- [EXTRACTED ENTRIES]:
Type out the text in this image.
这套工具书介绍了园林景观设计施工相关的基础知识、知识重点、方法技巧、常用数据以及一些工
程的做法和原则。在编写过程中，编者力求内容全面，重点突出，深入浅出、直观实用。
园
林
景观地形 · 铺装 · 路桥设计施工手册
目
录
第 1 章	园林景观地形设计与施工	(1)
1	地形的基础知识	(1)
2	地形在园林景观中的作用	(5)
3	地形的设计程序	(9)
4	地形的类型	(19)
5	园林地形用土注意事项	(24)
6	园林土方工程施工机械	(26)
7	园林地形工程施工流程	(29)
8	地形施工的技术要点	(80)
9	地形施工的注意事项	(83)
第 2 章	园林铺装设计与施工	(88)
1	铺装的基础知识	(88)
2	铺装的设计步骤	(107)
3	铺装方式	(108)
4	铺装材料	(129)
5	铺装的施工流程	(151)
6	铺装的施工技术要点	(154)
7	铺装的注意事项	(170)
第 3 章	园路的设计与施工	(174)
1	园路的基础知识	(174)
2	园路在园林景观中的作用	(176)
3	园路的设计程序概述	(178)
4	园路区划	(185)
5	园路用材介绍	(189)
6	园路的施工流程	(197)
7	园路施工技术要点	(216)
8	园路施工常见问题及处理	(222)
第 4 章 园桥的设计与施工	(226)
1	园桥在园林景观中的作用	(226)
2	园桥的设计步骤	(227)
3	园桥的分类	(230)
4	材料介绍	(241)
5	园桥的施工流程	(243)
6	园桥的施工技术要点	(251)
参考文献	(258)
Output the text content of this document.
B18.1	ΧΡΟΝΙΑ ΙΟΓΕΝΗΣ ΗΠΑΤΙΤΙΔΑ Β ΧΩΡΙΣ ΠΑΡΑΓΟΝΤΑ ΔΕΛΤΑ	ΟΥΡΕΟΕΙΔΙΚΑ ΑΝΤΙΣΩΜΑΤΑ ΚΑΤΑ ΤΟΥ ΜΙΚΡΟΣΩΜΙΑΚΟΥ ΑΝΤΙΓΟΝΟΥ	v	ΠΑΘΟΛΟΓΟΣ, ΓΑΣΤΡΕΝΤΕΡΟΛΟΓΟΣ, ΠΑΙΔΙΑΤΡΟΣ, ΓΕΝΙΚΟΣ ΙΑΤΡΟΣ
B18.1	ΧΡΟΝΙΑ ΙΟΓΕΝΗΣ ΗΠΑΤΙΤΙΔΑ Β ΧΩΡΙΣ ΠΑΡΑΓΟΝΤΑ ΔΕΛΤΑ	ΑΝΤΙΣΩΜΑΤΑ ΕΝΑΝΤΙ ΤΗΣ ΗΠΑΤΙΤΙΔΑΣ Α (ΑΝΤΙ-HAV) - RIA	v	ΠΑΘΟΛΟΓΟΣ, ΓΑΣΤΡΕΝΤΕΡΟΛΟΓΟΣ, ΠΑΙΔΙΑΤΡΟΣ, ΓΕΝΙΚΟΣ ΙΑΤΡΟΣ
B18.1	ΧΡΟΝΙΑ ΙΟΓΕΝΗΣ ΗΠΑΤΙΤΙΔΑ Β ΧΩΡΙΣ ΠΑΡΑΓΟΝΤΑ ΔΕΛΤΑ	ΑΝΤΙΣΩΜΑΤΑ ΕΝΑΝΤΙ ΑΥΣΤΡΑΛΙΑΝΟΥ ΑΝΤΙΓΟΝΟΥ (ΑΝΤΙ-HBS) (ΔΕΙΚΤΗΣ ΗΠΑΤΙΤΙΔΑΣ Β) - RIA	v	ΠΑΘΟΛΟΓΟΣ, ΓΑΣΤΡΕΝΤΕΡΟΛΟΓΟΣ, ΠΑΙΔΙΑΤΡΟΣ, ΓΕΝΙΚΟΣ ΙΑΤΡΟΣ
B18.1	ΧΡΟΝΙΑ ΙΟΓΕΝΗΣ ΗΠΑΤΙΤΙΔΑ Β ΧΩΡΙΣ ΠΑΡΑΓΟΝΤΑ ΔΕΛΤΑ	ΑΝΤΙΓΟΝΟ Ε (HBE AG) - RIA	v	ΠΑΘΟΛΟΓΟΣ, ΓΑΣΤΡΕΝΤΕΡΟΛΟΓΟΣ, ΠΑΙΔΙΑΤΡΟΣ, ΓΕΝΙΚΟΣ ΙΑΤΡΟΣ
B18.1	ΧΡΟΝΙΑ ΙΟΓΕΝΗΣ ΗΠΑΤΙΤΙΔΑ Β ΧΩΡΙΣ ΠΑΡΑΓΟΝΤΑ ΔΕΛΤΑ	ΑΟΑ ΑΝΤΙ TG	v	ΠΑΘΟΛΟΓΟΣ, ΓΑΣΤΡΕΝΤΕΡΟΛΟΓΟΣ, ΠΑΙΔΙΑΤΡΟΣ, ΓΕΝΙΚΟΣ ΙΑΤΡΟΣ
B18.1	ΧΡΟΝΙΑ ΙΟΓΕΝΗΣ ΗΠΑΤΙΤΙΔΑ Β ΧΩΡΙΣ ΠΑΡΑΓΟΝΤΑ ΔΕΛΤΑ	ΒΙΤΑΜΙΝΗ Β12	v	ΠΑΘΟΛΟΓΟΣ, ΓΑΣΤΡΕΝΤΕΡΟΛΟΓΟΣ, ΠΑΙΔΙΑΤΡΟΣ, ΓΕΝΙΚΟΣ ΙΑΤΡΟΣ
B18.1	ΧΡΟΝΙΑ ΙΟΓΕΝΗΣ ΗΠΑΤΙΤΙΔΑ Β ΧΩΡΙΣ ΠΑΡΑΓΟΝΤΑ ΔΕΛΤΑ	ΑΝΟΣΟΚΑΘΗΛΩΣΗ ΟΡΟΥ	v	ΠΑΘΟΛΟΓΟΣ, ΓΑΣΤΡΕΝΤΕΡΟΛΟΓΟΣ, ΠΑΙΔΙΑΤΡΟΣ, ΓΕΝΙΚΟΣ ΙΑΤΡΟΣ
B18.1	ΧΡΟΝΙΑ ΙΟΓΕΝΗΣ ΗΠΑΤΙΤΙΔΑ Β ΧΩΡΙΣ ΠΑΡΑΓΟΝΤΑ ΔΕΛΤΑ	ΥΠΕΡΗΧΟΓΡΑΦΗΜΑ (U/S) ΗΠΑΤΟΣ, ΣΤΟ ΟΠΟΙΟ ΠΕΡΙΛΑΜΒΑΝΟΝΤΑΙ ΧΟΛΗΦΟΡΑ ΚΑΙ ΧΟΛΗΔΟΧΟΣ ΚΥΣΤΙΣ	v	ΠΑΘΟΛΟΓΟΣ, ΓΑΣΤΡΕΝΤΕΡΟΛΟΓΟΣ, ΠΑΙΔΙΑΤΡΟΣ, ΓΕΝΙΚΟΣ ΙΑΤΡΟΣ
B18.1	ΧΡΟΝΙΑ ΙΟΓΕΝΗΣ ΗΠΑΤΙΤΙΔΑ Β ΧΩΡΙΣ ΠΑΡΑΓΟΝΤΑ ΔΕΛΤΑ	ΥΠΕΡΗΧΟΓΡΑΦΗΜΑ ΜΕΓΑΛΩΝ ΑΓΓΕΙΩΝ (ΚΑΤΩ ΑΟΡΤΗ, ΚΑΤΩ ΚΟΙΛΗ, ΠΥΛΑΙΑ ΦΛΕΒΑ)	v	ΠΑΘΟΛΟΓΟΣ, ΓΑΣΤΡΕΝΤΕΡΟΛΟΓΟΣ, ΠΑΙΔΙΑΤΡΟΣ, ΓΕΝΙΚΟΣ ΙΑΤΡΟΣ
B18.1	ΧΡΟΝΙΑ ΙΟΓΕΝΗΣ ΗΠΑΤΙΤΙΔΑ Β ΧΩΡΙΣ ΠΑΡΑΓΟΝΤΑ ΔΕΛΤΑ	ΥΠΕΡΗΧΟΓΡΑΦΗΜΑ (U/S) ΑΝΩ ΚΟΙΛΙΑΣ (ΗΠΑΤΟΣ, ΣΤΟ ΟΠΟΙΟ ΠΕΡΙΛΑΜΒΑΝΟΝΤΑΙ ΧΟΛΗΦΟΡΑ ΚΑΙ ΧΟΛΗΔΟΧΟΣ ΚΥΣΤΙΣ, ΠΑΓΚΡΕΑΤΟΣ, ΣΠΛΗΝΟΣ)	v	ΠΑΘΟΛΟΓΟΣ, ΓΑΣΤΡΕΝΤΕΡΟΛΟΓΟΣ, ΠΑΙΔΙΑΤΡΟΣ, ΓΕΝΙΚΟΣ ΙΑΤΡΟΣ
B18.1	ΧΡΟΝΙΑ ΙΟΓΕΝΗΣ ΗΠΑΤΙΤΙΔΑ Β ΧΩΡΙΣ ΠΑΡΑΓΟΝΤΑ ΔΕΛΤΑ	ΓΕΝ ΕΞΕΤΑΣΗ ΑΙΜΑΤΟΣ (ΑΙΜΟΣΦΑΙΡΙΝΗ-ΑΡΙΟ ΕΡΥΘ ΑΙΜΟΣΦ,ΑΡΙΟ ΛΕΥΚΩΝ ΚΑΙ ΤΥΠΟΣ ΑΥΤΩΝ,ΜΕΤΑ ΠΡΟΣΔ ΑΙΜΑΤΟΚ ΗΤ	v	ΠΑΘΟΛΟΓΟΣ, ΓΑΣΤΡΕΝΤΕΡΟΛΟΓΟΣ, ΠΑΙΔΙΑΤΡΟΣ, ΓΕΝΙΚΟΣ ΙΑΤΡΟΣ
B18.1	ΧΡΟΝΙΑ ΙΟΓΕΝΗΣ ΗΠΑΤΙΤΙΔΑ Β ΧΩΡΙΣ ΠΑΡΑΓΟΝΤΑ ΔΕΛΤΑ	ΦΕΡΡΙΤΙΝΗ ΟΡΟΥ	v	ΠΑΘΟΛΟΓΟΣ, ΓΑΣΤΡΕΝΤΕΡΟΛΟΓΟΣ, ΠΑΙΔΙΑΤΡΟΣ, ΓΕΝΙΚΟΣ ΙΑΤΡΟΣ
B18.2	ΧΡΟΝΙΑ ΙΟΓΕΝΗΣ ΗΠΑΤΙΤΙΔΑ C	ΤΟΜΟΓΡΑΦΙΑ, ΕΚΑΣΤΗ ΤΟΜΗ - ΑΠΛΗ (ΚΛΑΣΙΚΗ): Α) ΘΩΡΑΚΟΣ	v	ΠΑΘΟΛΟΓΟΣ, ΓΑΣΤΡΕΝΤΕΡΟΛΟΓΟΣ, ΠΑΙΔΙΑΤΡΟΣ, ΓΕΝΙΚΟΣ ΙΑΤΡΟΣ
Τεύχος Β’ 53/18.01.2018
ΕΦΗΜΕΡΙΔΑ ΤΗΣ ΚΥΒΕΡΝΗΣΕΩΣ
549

- [GIVEN INSTRUCTION]: Pull every line holding "ΚΥΣΤΙΣ" out of the records.

- [RESULT FOR THIS EXERCISE]:
B18.1	ΧΡΟΝΙΑ ΙΟΓΕΝΗΣ ΗΠΑΤΙΤΙΔΑ Β ΧΩΡΙΣ ΠΑΡΑΓΟΝΤΑ ΔΕΛΤΑ	ΥΠΕΡΗΧΟΓΡΑΦΗΜΑ (U/S) ΗΠΑΤΟΣ, ΣΤΟ ΟΠΟΙΟ ΠΕΡΙΛΑΜΒΑΝΟΝΤΑΙ ΧΟΛΗΦΟΡΑ ΚΑΙ ΧΟΛΗΔΟΧΟΣ ΚΥΣΤΙΣ	v	ΠΑΘΟΛΟΓΟΣ, ΓΑΣΤΡΕΝΤΕΡΟΛΟΓΟΣ, ΠΑΙΔΙΑΤΡΟΣ, ΓΕΝΙΚΟΣ ΙΑΤΡΟΣ
B18.1	ΧΡΟΝΙΑ ΙΟΓΕΝΗΣ ΗΠΑΤΙΤΙΔΑ Β ΧΩΡΙΣ ΠΑΡΑΓΟΝΤΑ ΔΕΛΤΑ	ΥΠΕΡΗΧΟΓΡΑΦΗΜΑ (U/S) ΑΝΩ ΚΟΙΛΙΑΣ (ΗΠΑΤΟΣ, ΣΤΟ ΟΠΟΙΟ ΠΕΡΙΛΑΜΒΑΝΟΝΤΑΙ ΧΟΛΗΦΟΡΑ ΚΑΙ ΧΟΛΗΔΟΧΟΣ ΚΥΣΤΙΣ, ΠΑΓΚΡΕΑΤΟΣ, ΣΠΛΗΝΟΣ)	v	ΠΑΘΟΛΟΓΟΣ, ΓΑΣΤΡΕΝΤΕΡΟΛΟΓΟΣ, ΠΑΙΔΙΑΤΡΟΣ, ΓΕΝΙΚΟΣ ΙΑΤΡΟΣ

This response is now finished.